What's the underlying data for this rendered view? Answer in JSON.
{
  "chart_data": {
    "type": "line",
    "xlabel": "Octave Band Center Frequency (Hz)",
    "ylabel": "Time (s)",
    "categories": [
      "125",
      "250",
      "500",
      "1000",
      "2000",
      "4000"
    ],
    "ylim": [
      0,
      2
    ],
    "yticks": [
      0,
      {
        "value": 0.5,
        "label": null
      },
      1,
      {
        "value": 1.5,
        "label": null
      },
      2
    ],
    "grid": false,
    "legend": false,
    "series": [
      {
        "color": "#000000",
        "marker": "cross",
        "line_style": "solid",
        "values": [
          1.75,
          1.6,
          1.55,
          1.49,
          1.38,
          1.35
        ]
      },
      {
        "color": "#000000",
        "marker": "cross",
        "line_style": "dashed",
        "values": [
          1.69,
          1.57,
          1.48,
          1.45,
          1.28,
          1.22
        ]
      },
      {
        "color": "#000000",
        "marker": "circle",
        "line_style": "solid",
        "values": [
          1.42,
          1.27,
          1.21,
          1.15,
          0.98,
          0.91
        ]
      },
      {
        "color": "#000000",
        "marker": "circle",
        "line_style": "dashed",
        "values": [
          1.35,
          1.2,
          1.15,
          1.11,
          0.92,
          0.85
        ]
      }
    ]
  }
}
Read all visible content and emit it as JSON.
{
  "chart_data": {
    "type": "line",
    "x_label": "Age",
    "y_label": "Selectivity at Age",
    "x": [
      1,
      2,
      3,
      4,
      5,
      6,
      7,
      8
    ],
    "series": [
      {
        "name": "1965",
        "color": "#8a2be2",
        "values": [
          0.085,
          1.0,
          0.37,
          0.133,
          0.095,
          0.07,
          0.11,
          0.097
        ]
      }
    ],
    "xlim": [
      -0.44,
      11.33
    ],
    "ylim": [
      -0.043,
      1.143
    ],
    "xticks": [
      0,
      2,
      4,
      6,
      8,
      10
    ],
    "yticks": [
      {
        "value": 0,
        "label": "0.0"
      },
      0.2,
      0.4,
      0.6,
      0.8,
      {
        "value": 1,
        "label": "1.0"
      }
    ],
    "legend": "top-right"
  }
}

_Challenge_
Write down all the entries again without a single difference.

_Exercise answer_
What's the underlying data for this rendered view? Answer in JSON.
{
  "chart_data": {
    "type": "line",
    "xlabel": "Octave Band Center Frequency (Hz)",
    "ylabel": "Time (s)",
    "categories": [
      "125",
      "250",
      "500",
      "1000",
      "2000",
      "4000"
    ],
    "ylim": [
      0,
      2
    ],
    "yticks": [
      0,
      {
        "value": 0.5,
        "label": null
      },
      1,
      {
        "value": 1.5,
        "label": null
      },
      2
    ],
    "grid": false,
    "legend": false,
    "series": [
      {
        "color": "#000000",
        "marker": "cross",
        "line_style": "solid",
        "values": [
          1.75,
          1.6,
          1.55,
          1.49,
          1.38,
          1.35
        ]
      },
      {
        "color": "#000000",
        "marker": "cross",
        "line_style": "dashed",
        "values": [
          1.69,
          1.57,
          1.48,
          1.45,
          1.28,
          1.22
        ]
      },
      {
        "color": "#000000",
        "marker": "circle",
        "line_style": "solid",
        "values": [
          1.42,
          1.27,
          1.21,
          1.15,
          0.98,
          0.91
        ]
      },
      {
        "color": "#000000",
        "marker": "circle",
        "line_style": "dashed",
        "values": [
          1.35,
          1.2,
          1.15,
          1.11,
          0.92,
          0.85
        ]
      }
    ]
  }
}
Read all visible content and emit it as JSON.
{
  "chart_data": {
    "type": "line",
    "x_label": "Age",
    "y_label": "Selectivity at Age",
    "x": [
      1,
      2,
      3,
      4,
      5,
      6,
      7,
      8
    ],
    "series": [
      {
        "name": "1965",
        "color": "#8a2be2",
        "values": [
          0.085,
          1.0,
          0.37,
          0.133,
          0.095,
          0.07,
          0.11,
          0.097
        ]
      }
    ],
    "xlim": [
      -0.44,
      11.33
    ],
    "ylim": [
      -0.043,
      1.143
    ],
    "xticks": [
      0,
      2,
      4,
      6,
      8,
      10
    ],
    "yticks": [
      {
        "value": 0,
        "label": "0.0"
      },
      0.2,
      0.4,
      0.6,
      0.8,
      {
        "value": 1,
        "label": "1.0"
      }
    ],
    "legend": "top-right"
  }
}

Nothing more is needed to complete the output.